Frederick Douglass and the Answer to Cancel Culture

 

“Liberty is meaningless,” Frederick Douglass once said, “where the right to utter one’s thoughts and opinions has ceased to exist.”

Born a slave in the Antebellum South, Douglass knew a thing or two about freedom and bondage. As a child, Douglass learned to read and write by challenging white schoolboys his age to spelling contests. He lost every time at first, but in time, Douglass leveraged his hard-earned mastery of the English language to not only secure his own freedom, but play a crucial role in the eventual liberation of millions of American slaves.

Fast-forward to 2020. Not only are monuments to Douglass’ likeness in jeopardy from the mob, but so are the characteristics that led to his freedom. Competition, hard work, and rugged individualism—qualities that Douglass personified and which led to his own liberation—are all derided as racially exclusive values of “whiteness.”

════════════════

#### [Challenges]
a) Summarize the passage on Frederick Douglass in two sentences.
b) Extend the piece on Frederick Douglass past its last sentence.

[Item position entries]
════════════════

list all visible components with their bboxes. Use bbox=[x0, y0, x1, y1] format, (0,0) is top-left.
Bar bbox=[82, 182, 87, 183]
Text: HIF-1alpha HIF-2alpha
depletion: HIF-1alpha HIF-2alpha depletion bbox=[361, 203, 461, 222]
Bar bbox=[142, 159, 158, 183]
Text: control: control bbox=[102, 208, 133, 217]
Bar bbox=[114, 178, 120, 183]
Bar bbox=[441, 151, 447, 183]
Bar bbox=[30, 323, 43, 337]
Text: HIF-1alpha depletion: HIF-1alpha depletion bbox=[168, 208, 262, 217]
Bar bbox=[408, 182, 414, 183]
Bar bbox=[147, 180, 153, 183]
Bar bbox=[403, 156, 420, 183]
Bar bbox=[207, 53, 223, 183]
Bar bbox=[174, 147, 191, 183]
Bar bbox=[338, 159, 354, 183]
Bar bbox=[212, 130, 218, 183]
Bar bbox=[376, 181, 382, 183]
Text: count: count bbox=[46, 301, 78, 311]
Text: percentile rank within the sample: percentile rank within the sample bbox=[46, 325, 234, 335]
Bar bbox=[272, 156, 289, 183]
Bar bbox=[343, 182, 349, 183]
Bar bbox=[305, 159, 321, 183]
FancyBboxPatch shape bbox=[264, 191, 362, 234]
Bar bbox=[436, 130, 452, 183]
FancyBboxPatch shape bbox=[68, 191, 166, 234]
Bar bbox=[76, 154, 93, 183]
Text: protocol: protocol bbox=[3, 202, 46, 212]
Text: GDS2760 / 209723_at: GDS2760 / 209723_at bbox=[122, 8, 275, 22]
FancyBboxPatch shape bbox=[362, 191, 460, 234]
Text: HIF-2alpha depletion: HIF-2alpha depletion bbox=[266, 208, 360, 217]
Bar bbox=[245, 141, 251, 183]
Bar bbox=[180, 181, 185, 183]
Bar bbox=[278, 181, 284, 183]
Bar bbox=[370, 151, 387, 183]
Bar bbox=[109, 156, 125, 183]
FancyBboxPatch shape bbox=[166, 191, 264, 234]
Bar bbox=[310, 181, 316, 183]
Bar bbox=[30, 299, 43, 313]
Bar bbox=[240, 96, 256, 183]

════════════════

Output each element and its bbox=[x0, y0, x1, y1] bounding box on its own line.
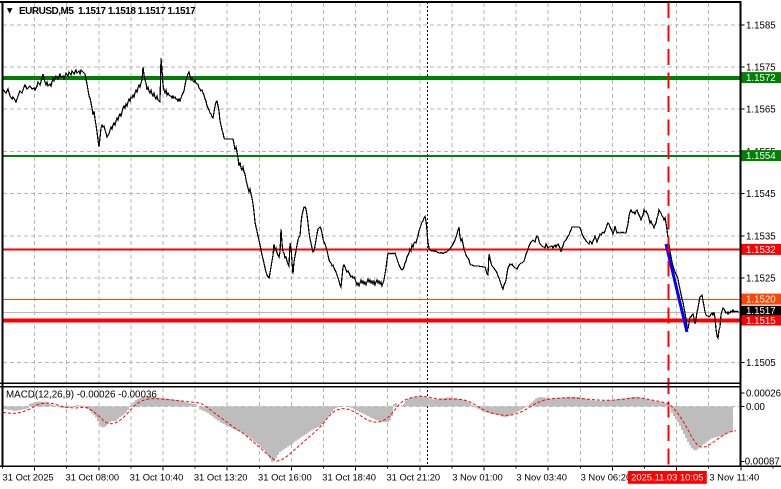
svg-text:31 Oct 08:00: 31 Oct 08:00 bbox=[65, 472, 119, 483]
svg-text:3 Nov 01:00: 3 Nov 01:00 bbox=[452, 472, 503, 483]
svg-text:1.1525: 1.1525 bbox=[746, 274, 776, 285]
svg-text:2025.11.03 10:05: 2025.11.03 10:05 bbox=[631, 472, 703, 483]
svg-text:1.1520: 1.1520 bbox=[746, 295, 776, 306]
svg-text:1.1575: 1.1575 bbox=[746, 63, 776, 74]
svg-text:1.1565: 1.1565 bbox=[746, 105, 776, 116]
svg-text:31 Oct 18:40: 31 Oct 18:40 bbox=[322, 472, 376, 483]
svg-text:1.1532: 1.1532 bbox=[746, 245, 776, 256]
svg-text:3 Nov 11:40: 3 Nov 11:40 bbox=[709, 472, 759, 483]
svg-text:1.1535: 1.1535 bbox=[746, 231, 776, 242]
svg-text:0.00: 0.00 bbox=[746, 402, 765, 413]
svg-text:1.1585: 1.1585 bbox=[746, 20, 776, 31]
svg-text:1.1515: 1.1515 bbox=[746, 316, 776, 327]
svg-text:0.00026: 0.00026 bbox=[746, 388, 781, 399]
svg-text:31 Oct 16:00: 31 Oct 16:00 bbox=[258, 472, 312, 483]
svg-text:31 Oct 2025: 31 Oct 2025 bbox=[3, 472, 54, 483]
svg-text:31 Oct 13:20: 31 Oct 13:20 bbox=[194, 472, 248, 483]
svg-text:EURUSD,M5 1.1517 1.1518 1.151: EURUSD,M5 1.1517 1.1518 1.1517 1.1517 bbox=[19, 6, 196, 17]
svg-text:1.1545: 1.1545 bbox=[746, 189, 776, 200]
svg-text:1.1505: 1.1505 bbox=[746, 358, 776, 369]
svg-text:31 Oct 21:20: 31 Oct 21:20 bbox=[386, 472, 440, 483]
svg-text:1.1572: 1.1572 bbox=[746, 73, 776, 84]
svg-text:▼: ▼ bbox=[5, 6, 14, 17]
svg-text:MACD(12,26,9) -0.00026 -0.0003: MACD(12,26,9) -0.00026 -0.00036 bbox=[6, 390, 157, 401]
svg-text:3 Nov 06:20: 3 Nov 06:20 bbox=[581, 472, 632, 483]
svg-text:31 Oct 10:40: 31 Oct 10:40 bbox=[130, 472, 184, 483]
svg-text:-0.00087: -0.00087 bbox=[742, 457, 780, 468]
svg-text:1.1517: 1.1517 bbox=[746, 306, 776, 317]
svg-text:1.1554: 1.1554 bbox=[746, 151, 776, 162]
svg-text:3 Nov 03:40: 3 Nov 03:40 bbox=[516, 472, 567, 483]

════════════════

#### [Answers provided]
a) Frederick Douglass was born a slave in the Antebellum South and learned to read and write by challenging white schoolboys to spelling contests. He used his mastery of English to secure his own freedom and help liberate millions of American slaves, yet in 2020 his monuments are in jeopardy from the mob, and the qualities behind his liberation (competition, hard work, and rugged individualism) are derided as racially exclusive values of "whiteness."

b)
All the while, free speech itself, which Douglass called the “great moral renovator of society and government,” is under threat as never before. Cancel culture, social media mobs, and intolerant campus administrators are so ubiquitous that only the most obtuse defenders of the new orthodoxy can deny their existence or minimize the danger they pose.

Can the freedom of speech that Douglass held so dear make a comeback?

In early July, a largely center-left group of writers, historians, and scholars published an open letter at Harper’s Magazine calling for a recommitment to free speech and open debate. And while its signatories, including Harry Potter author J.K. Rowling and Vox’s Matthew Yglesias, faced sharp backlash from far-left activists, the letter was nonetheless a bold step in the right direction.

More recently, a separate group of prominent scholars, legal experts, and religious leaders signed onto the Philadelphia Statement. Released at Newsweek, the statement’s signatories call “for a renewed commitment to civil discourse and free speech” that is built upon the free speech tradition at the heart of the American experiment.

It’s “the American tradition of freedom of expression,” the statement lays out, that “trains us to think critically, to defend our ideas, and, at the same time, to be considerate of others whose creeds and convictions differ from our own … And it admonishes us that if we value the freedom of expression, we must extend the same measure of freedom to others, even to those whom we believe have gone very wrong in their thinking.”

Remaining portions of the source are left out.